Start of RECORDS FOR THE TASK

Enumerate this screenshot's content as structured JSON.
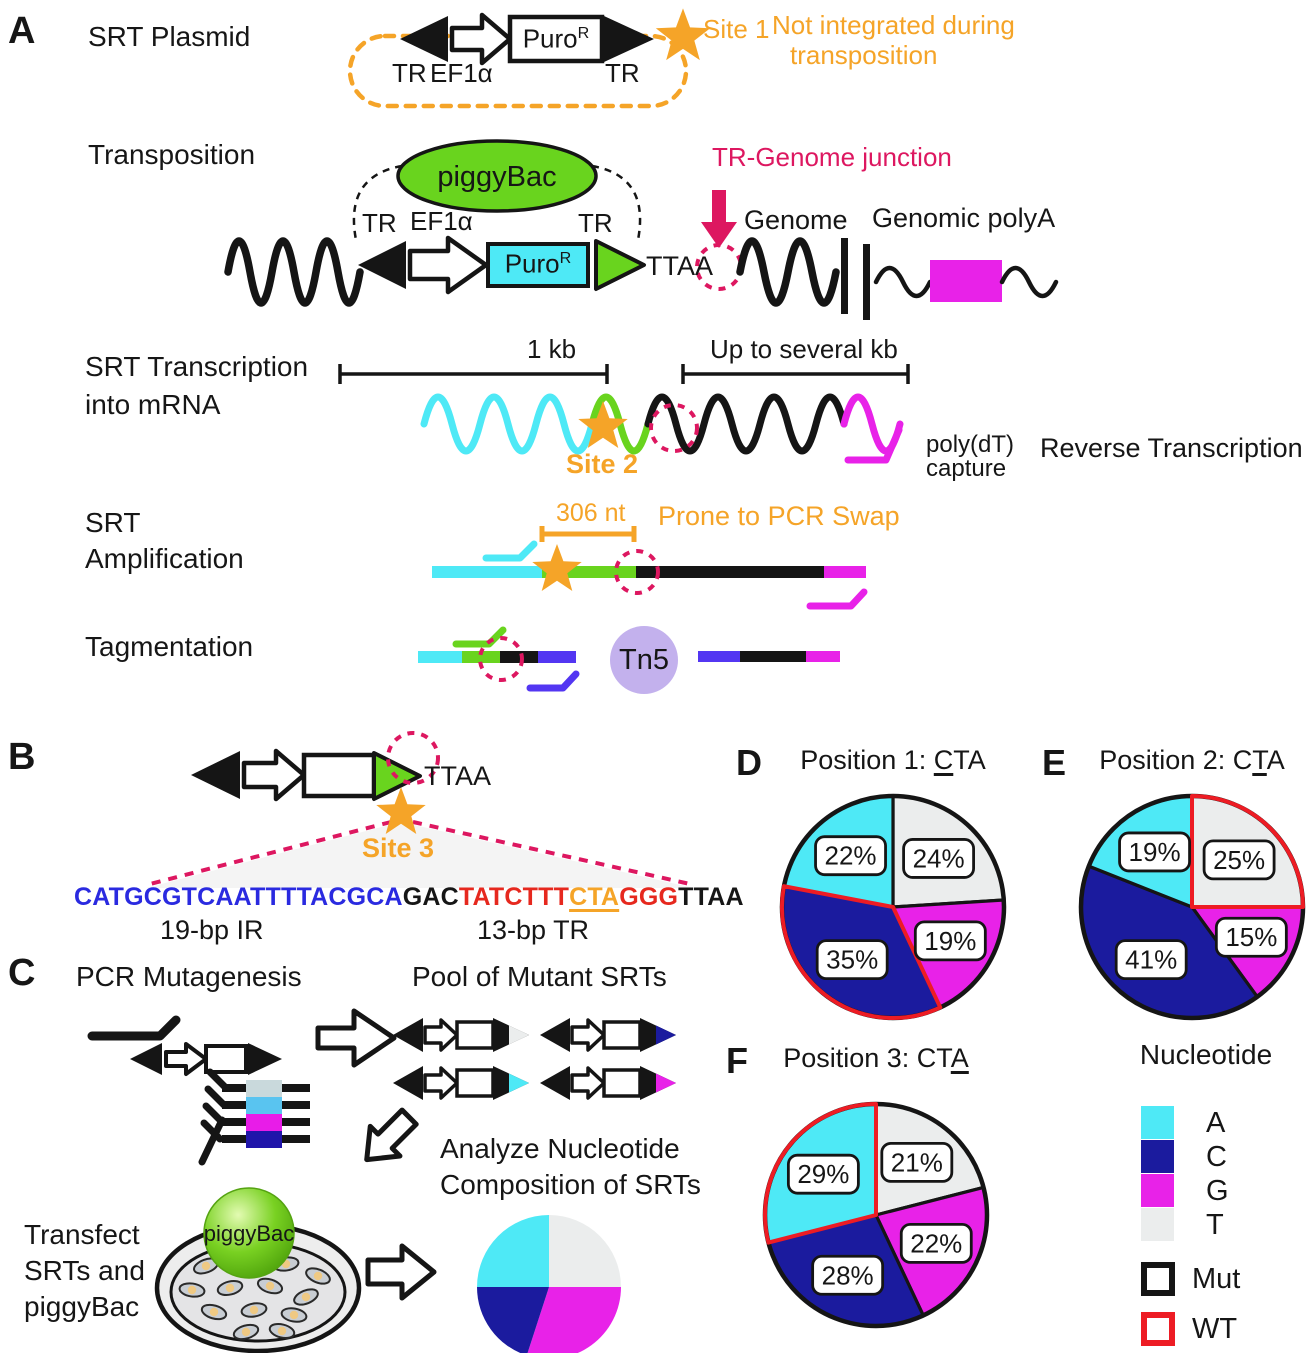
{
  "colors": {
    "accent_orange": "#F5A428",
    "crimson_junction": "#DD1760",
    "bright_green": "#69D41E",
    "cyan_A": "#4EE9F6",
    "navy_C": "#1B1B9E",
    "magenta_G": "#E822E8",
    "light_gray_T": "#EBEDED",
    "lavender_tn5": "#C3B1ED",
    "blue_violet": "#5336F2",
    "wt_red": "#ED1C24"
  },
  "panelA": {
    "label": "A",
    "row_plasmid": {
      "title": "SRT Plasmid",
      "tr_left": "TR",
      "promoter": "EF1α",
      "gene": "Puro",
      "gene_sup": "R",
      "tr_right": "TR",
      "site": "Site 1",
      "note1": "Not integrated during",
      "note2": "transposition"
    },
    "row_transposition": {
      "title": "Transposition",
      "enzyme": "piggyBac",
      "tr_left": "TR",
      "promoter": "EF1α",
      "gene": "Puro",
      "gene_sup": "R",
      "tr_right": "TR",
      "ttaa": "TTAA",
      "junction": "TR-Genome junction",
      "genome": "Genome",
      "polya": "Genomic polyA"
    },
    "row_transcription": {
      "title1": "SRT Transcription",
      "title2": "into mRNA",
      "scale_left": "1 kb",
      "scale_right": "Up to several kb",
      "site": "Site 2",
      "capture1": "poly(dT)",
      "capture2": "capture",
      "rt": "Reverse Transcription"
    },
    "row_amplification": {
      "title1": "SRT",
      "title2": "Amplification",
      "length": "306 nt",
      "warning": "Prone to PCR Swap"
    },
    "row_tagmentation": {
      "title": "Tagmentation",
      "enzyme": "Tn5"
    }
  },
  "panelB": {
    "label": "B",
    "ttaa": "TTAA",
    "site": "Site 3",
    "seq": {
      "ir": "CATGCGTCAATTTTACGCA",
      "mid": "GAC",
      "tr1": "TATCTTT",
      "core": "CTA",
      "tr2": "GGG",
      "end": "TTAA"
    },
    "ir_label": "19-bp IR",
    "tr_label": "13-bp TR"
  },
  "panelC": {
    "label": "C",
    "step_mutagenesis": "PCR Mutagenesis",
    "step_pool": "Pool of Mutant SRTs",
    "analyze1": "Analyze Nucleotide",
    "analyze2": "Composition of SRTs",
    "transfect1": "Transfect",
    "transfect2": "SRTs and",
    "transfect3": "piggyBac",
    "ball": "piggyBac"
  },
  "panel_labels": {
    "D": "D",
    "E": "E",
    "F": "F"
  },
  "legend": {
    "title": "Nucleotide",
    "nucleotides": [
      {
        "label": "A",
        "color": "#4EE9F6"
      },
      {
        "label": "C",
        "color": "#1B1B9E"
      },
      {
        "label": "G",
        "color": "#E822E8"
      },
      {
        "label": "T",
        "color": "#EBEDED"
      }
    ],
    "outlines": [
      {
        "label": "Mut",
        "color": "#151515"
      },
      {
        "label": "WT",
        "color": "#ED1C24"
      }
    ]
  },
  "chart_data": [
    {
      "panel": "D",
      "type": "pie",
      "title_pre": "Position 1: ",
      "title_underlined": "C",
      "title_post": "TA",
      "order_clockwise_from_top": [
        "T",
        "G",
        "C",
        "A"
      ],
      "labels_shown": true,
      "outlined": true,
      "slices": [
        {
          "nucleotide": "T",
          "pct": 24,
          "wildtype": false
        },
        {
          "nucleotide": "G",
          "pct": 19,
          "wildtype": false
        },
        {
          "nucleotide": "C",
          "pct": 35,
          "wildtype": true
        },
        {
          "nucleotide": "A",
          "pct": 22,
          "wildtype": false
        }
      ]
    },
    {
      "panel": "E",
      "type": "pie",
      "title_pre": "Position 2: C",
      "title_underlined": "T",
      "title_post": "A",
      "order_clockwise_from_top": [
        "T",
        "G",
        "C",
        "A"
      ],
      "labels_shown": true,
      "outlined": true,
      "slices": [
        {
          "nucleotide": "T",
          "pct": 25,
          "wildtype": true
        },
        {
          "nucleotide": "G",
          "pct": 15,
          "wildtype": false
        },
        {
          "nucleotide": "C",
          "pct": 41,
          "wildtype": false
        },
        {
          "nucleotide": "A",
          "pct": 19,
          "wildtype": false
        }
      ]
    },
    {
      "panel": "F",
      "type": "pie",
      "title_pre": "Position 3: CT",
      "title_underlined": "A",
      "title_post": "",
      "order_clockwise_from_top": [
        "T",
        "G",
        "C",
        "A"
      ],
      "labels_shown": true,
      "outlined": true,
      "slices": [
        {
          "nucleotide": "T",
          "pct": 21,
          "wildtype": false
        },
        {
          "nucleotide": "G",
          "pct": 22,
          "wildtype": false
        },
        {
          "nucleotide": "C",
          "pct": 28,
          "wildtype": false
        },
        {
          "nucleotide": "A",
          "pct": 29,
          "wildtype": true
        }
      ]
    },
    {
      "panel": "C",
      "type": "pie",
      "labels_shown": false,
      "outlined": false,
      "order_clockwise_from_top": [
        "T",
        "G",
        "C",
        "A"
      ],
      "slices": [
        {
          "nucleotide": "T",
          "pct": 25
        },
        {
          "nucleotide": "G",
          "pct": 30
        },
        {
          "nucleotide": "C",
          "pct": 20
        },
        {
          "nucleotide": "A",
          "pct": 25
        }
      ]
    }
  ]
}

End of RECORDS FOR THE TASK

= WORK ORDER =
Working down the entries above, count each line in which "Genome" occurs, and state only the resulting number.

= RESPONSE TO THE EXERCISE =
2